:: SELECCIÓN
Meditación del día de Hablar con Dios
Cuaresma. 5ª semana. Lunes
VETE Y NO PEQUES MÁS
— Es Cristo quien perdona en el sacramento de la Penitencia.
— Gratitud por la absolución: el apostolado de la Confesión.
— Necesidad de la satisfacción que impone el confesor. Ser generosos en la reparación.
I. Mujer, ¿ninguno te ha condenado? —Ninguno, Señor. —Tampoco yo te condeno. Anda y en adelante no peques más1. Habían llevado a Jesús una mujer sorprendida en adulterio. La pusieron en medio, dice el Evangelio2.
La han humillado y abochornado hasta el extremo, sin la menor
consideración. Recuerdan al Señor que la Ley imponía para este pecado el
severo castigo de la lapidación: ¿Tú qué dices?, le preguntan con mala fe, para tener de qué acusarle. Pero Jesús los sorprende a todos. No dice nada: inclinándose, escribía con el dedo en tierra.
La mujer está aterrada en medio de todos. Y los escribas y fariseos insistían con sus preguntas. Entonces, Jesús
se incorporó y les dijo: El que de vosotros esté sin pecado que tire la
primera piedra. E inclinándose de nuevo, seguía escribiendo en la
tierra.
Se marcharon todos, uno tras otro, comenzando por los más viejos. No tenían la conciencia limpia, y lo que buscaban era tender una trampa al Señor. Todos se fueron: y quedó solo Jesús y la mujer, de pie, en medio. Jesús se incorporó y le dijo: Mujer, ¿dónde están? ¿Ninguno te ha condenado?
Las palabras de Jesús están llenas de ternura y de
indulgencia, manifestación del perdón y la misericordia infinita del
Señor. Y contestó enseguida: Ninguno, Señor. Y Jesús le dijo: Tampoco yo te condeno; vete y desde ahora no peques más. Podemos imaginar la enorme alegría de aquella mujer, sus deseos de comenzar de nuevo, su profundo amor a Cristo.
::::
:: DATOS PROPORCIONADOS
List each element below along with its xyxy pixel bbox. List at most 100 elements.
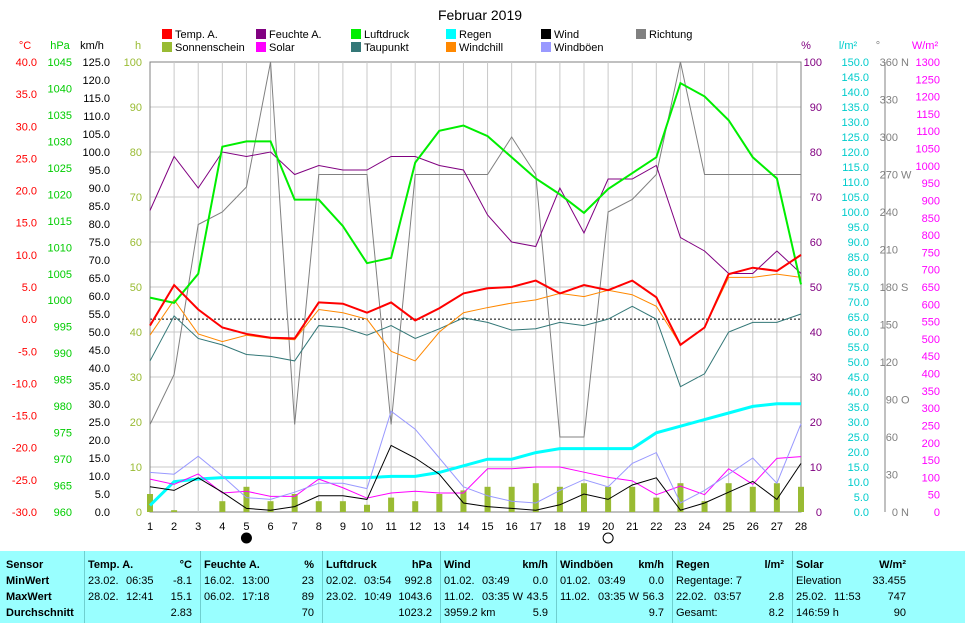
series-luftdruck bbox=[149, 81, 802, 304]
x-tick-label: 21 bbox=[626, 521, 638, 533]
rain-tick-label: 5.0 bbox=[854, 492, 869, 504]
wind-tick-label: 20.0 bbox=[89, 435, 110, 447]
rain-tick-label: 40.0 bbox=[848, 387, 869, 399]
cell-date: 06.02. bbox=[204, 591, 235, 603]
solar-tick-label: 350 bbox=[922, 386, 940, 398]
press-tick-label: 970 bbox=[54, 454, 72, 466]
x-tick-label: 26 bbox=[747, 521, 759, 533]
legend-label: Richtung bbox=[649, 29, 692, 41]
x-tick-label: 28 bbox=[795, 521, 807, 533]
compass-label: S bbox=[901, 282, 908, 294]
wind-tick-label: 15.0 bbox=[89, 453, 110, 465]
press-tick-label: 1025 bbox=[48, 163, 72, 175]
x-tick-label: 24 bbox=[698, 521, 710, 533]
cell-date: 28.02. bbox=[88, 591, 119, 603]
wind-tick-label: 55.0 bbox=[89, 309, 110, 321]
temp-tick-label: -15.0 bbox=[12, 411, 37, 423]
wind-tick-label: 90.0 bbox=[89, 183, 110, 195]
table-column-divider bbox=[556, 551, 557, 623]
hum-tick-label: 30 bbox=[810, 372, 822, 384]
rain-tick-label: 50.0 bbox=[848, 357, 869, 369]
dir-axis-unit: ° bbox=[876, 40, 880, 52]
press-tick-label: 965 bbox=[54, 481, 72, 493]
rain-tick-label: 130.0 bbox=[841, 117, 869, 129]
rain-line bbox=[148, 402, 801, 507]
cell-time: 03:54 bbox=[364, 575, 392, 587]
temp-tick-label: -20.0 bbox=[12, 443, 37, 455]
legend-swatch bbox=[351, 29, 361, 39]
cell-value: 0.0 bbox=[532, 575, 548, 587]
cell-date: 22.02. bbox=[676, 591, 707, 603]
cell-date: 16.02. bbox=[204, 575, 235, 587]
column-unit: % bbox=[304, 559, 314, 571]
sun-tick-label: 100 bbox=[124, 57, 142, 69]
statistics-table: Sensor MinWert MaxWert Durchschnitt Temp. A.… bbox=[0, 551, 965, 623]
rain-tick-label: 35.0 bbox=[848, 402, 869, 414]
solar-tick-label: 50 bbox=[928, 490, 940, 502]
hum-axis-unit: % bbox=[801, 40, 811, 52]
solar-tick-label: 1200 bbox=[916, 92, 940, 104]
rain-tick-label: 140.0 bbox=[841, 87, 869, 99]
press-tick-label: 1010 bbox=[48, 242, 72, 254]
wind-tick-label: 10.0 bbox=[89, 471, 110, 483]
sunshine-bar bbox=[243, 486, 250, 512]
wind-tick-label: 105.0 bbox=[82, 129, 110, 141]
bars bbox=[147, 402, 804, 512]
sunshine-bar bbox=[436, 494, 443, 512]
rain-tick-label: 120.0 bbox=[841, 147, 869, 159]
press-tick-label: 1005 bbox=[48, 269, 72, 281]
sunshine-bar bbox=[725, 483, 732, 512]
solar-tick-label: 200 bbox=[922, 438, 940, 450]
solar-tick-label: 600 bbox=[922, 299, 940, 311]
hum-tick-label: 0 bbox=[816, 507, 822, 519]
hum-tick-label: 90 bbox=[810, 102, 822, 114]
press-tick-label: 1020 bbox=[48, 189, 72, 201]
wind-tick-label: 5.0 bbox=[95, 489, 110, 501]
dir-tick-label: 300 bbox=[880, 132, 898, 144]
legend-label: Luftdruck bbox=[364, 29, 410, 41]
sun-tick-label: 80 bbox=[130, 147, 142, 159]
solar-tick-label: 450 bbox=[922, 351, 940, 363]
legend-label: Wind bbox=[554, 29, 579, 41]
cell-value: 89 bbox=[301, 591, 314, 603]
solar-tick-label: 750 bbox=[922, 247, 940, 259]
x-tick-label: 27 bbox=[771, 521, 783, 533]
x-tick-label: 6 bbox=[267, 521, 273, 533]
wind-tick-label: 80.0 bbox=[89, 219, 110, 231]
rain-tick-label: 85.0 bbox=[848, 252, 869, 264]
sunshine-bar bbox=[484, 486, 491, 512]
cell-value: 747 bbox=[887, 591, 906, 603]
x-tick-label: 4 bbox=[219, 521, 225, 533]
sensor-label: Sensor bbox=[6, 559, 44, 571]
sun-axis-unit: h bbox=[135, 40, 141, 52]
legend-swatch bbox=[162, 42, 172, 52]
legend-swatch bbox=[636, 29, 646, 39]
rain-tick-label: 65.0 bbox=[848, 312, 869, 324]
sunshine-bar bbox=[171, 510, 178, 512]
sunshine-bar bbox=[147, 494, 153, 512]
x-tick-label: 1 bbox=[147, 521, 153, 533]
column-unit: l/m² bbox=[764, 559, 784, 571]
cell-date: 3959.2 km bbox=[444, 607, 496, 619]
x-tick-label: 15 bbox=[481, 521, 493, 533]
compass-label: O bbox=[901, 395, 910, 407]
dir-tick-label: 60 bbox=[886, 432, 898, 444]
cell-time: 13:00 bbox=[242, 575, 270, 587]
table-column-divider bbox=[200, 551, 201, 623]
legend: Temp. A.Sonnenschein Feuchte A.Solar Luftd… bbox=[162, 29, 692, 54]
rain-tick-label: 70.0 bbox=[848, 297, 869, 309]
wind-axis-unit: km/h bbox=[80, 40, 104, 52]
sunshine-bar bbox=[219, 501, 226, 512]
cell-value: 56.3 bbox=[642, 591, 664, 603]
sunshine-bar bbox=[508, 486, 515, 512]
press-tick-label: 1045 bbox=[48, 57, 72, 69]
wind-tick-label: 0.0 bbox=[95, 507, 110, 519]
column-header: Temp. A. bbox=[88, 559, 134, 571]
solar-tick-label: 1300 bbox=[916, 57, 940, 69]
temp-tick-label: -5.0 bbox=[18, 346, 37, 358]
sunshine-bar bbox=[701, 501, 708, 512]
sun-tick-label: 60 bbox=[130, 237, 142, 249]
x-tick-label: 10 bbox=[361, 521, 373, 533]
wind-tick-label: 115.0 bbox=[83, 93, 110, 105]
rain-tick-label: 20.0 bbox=[848, 447, 869, 459]
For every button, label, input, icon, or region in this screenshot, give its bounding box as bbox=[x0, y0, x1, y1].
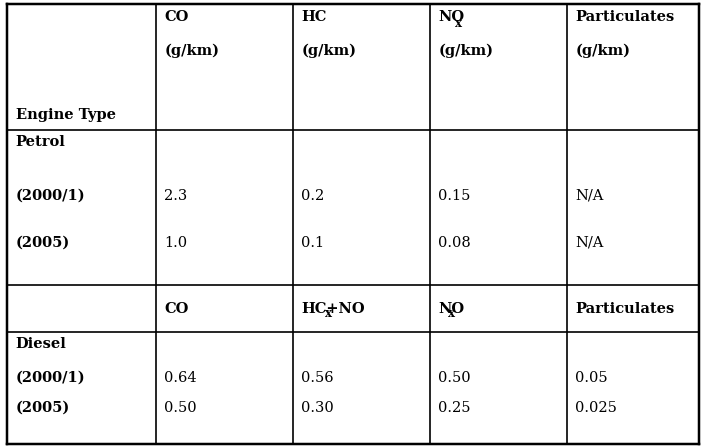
Text: 2.3: 2.3 bbox=[164, 189, 188, 203]
Text: NO: NO bbox=[438, 10, 465, 24]
Text: 0.50: 0.50 bbox=[438, 371, 471, 385]
Text: 0.08: 0.08 bbox=[438, 236, 471, 250]
Text: 0.1: 0.1 bbox=[301, 236, 324, 250]
Text: (g/km): (g/km) bbox=[164, 43, 220, 58]
Text: HC+NO: HC+NO bbox=[301, 302, 365, 315]
Text: x: x bbox=[455, 17, 462, 30]
Text: Particulates: Particulates bbox=[575, 302, 674, 315]
Text: 0.64: 0.64 bbox=[164, 371, 197, 385]
Text: 0.025: 0.025 bbox=[575, 401, 617, 415]
Text: Engine Type: Engine Type bbox=[16, 108, 116, 121]
Text: 0.2: 0.2 bbox=[301, 189, 325, 203]
Text: (2000/1): (2000/1) bbox=[16, 371, 85, 385]
Text: (2005): (2005) bbox=[16, 236, 70, 250]
Text: 0.25: 0.25 bbox=[438, 401, 471, 415]
Text: Petrol: Petrol bbox=[16, 135, 66, 149]
Text: HC: HC bbox=[301, 10, 327, 24]
Text: 0.05: 0.05 bbox=[575, 371, 608, 385]
Text: (g/km): (g/km) bbox=[575, 43, 630, 58]
Text: (2000/1): (2000/1) bbox=[16, 189, 85, 203]
Text: N/A: N/A bbox=[575, 189, 604, 203]
Text: Diesel: Diesel bbox=[16, 337, 66, 351]
Text: N/A: N/A bbox=[575, 236, 604, 250]
Text: 0.30: 0.30 bbox=[301, 401, 334, 415]
Text: (g/km): (g/km) bbox=[438, 43, 493, 58]
Text: 1.0: 1.0 bbox=[164, 236, 187, 250]
Text: Particulates: Particulates bbox=[575, 10, 674, 24]
Text: x: x bbox=[448, 307, 455, 320]
Text: 0.56: 0.56 bbox=[301, 371, 334, 385]
Text: x: x bbox=[325, 307, 333, 320]
Text: NO: NO bbox=[438, 302, 465, 315]
Text: CO: CO bbox=[164, 10, 189, 24]
Text: CO: CO bbox=[164, 302, 189, 315]
Text: 0.15: 0.15 bbox=[438, 189, 471, 203]
Text: (2005): (2005) bbox=[16, 401, 70, 415]
Text: 0.50: 0.50 bbox=[164, 401, 197, 415]
Text: (g/km): (g/km) bbox=[301, 43, 357, 58]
::::
TAREAS Y EJERCICIOS:
• a. Resume la meditación en dos oraciones.
• b. Contesta las siguientes preguntas sobre la meditación:
(i) ¿Qué hacía Jesús con el dedo mientras le preguntaban?
(ii) ¿Por quiénes empezaron a marcharse los acusadores?
(iii) ¿Qué respondió la mujer cuando Jesús le preguntó si ninguno la había condenado?

RESPUESTAS:
• a. Llevaron a Jesús una mujer sorprendida en adulterio y, recordándole que la Ley castigaba ese pecado con la lapidación, le preguntaron con mala fe qué decía, para tener de qué acusarle. Jesús contestó que el que estuviera sin pecado tirara la primera piedra; todos se marcharon y él dijo a la mujer que tampoco la condenaba y que desde ahora no pecara más.

• b.
(i) Escribía en la tierra.
(ii) Por los más viejos.
(iii) «Ninguno, Señor».